--- START OF Entries supplied ---
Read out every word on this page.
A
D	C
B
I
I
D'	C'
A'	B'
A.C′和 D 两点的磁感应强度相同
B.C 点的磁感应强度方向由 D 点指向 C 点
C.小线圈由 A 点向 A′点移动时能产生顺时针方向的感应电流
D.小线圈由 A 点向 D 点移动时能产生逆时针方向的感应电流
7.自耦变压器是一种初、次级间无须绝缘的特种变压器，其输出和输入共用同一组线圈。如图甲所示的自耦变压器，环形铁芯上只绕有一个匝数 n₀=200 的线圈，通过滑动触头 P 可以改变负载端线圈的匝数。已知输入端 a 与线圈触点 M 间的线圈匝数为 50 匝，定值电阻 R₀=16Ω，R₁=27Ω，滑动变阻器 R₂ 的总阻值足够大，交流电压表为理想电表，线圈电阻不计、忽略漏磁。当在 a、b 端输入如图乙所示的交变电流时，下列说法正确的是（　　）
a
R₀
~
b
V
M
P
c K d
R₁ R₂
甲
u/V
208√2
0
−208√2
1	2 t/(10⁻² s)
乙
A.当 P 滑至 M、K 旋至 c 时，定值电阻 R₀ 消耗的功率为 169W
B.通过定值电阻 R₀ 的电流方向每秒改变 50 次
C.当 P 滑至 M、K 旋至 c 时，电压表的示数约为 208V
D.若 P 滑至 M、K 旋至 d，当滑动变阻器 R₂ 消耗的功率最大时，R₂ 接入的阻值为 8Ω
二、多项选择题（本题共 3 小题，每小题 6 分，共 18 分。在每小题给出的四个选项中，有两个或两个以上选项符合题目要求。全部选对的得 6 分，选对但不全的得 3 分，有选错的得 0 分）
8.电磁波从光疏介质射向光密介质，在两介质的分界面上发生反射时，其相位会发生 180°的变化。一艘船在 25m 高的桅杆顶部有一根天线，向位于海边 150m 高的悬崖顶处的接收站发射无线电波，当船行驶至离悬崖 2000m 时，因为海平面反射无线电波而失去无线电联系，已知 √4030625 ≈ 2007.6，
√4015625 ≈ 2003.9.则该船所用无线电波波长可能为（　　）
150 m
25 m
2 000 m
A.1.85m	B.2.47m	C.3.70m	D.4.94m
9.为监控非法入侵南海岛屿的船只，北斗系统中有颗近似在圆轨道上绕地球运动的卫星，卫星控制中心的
--- END OF Entries supplied ---
• Description of the task
Choose all lines containing the string "小线圈由" and copy them out.

• Output below
C.小线圈由 A 点向 A′点移动时能产生顺时针方向的感应电流
D.小线圈由 A 点向 D 点移动时能产生逆时针方向的感应电流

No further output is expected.